## Exercise
Here are some records; copy every line that holds the word "Cancelled".

═══ Dataset excerpts ═══

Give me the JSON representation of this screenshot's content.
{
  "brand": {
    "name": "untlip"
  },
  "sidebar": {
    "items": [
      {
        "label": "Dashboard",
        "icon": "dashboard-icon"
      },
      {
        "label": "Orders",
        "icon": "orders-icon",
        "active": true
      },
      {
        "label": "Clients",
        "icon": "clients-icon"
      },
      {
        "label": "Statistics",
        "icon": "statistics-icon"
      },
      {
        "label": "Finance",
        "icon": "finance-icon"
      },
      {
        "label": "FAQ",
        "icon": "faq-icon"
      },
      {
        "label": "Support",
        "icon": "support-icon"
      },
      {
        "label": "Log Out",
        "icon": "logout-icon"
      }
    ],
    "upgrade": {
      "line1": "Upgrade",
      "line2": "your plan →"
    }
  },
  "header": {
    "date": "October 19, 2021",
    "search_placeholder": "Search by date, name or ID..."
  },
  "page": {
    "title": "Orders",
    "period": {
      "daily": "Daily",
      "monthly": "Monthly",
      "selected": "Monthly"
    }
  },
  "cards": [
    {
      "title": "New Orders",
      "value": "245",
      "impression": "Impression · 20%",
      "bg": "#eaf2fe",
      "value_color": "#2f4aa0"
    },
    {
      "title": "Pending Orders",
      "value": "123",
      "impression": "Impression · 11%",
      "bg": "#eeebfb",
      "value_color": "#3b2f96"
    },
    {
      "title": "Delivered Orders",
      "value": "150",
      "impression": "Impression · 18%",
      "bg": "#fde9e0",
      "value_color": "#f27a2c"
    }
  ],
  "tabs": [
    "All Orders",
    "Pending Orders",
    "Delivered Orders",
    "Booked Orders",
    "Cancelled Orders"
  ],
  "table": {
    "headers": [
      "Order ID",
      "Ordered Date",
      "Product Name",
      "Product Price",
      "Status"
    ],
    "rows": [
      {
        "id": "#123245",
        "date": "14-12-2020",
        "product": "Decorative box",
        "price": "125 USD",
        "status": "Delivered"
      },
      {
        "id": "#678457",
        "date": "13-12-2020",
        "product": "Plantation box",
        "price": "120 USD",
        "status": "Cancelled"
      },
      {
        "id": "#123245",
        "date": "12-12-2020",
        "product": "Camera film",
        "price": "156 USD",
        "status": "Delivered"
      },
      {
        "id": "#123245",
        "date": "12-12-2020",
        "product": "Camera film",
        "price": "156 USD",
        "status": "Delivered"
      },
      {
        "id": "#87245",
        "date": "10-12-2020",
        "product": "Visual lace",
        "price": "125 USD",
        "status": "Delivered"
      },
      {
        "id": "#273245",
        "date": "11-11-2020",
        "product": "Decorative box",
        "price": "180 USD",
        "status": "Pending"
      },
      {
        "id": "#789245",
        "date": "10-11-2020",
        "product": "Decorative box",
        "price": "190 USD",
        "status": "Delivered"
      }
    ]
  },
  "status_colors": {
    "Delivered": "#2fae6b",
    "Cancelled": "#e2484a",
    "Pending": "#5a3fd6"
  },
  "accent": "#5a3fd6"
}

═══

## Written answer
    "Cancelled Orders"
        "status": "Cancelled"
    "Cancelled": "#e2484a",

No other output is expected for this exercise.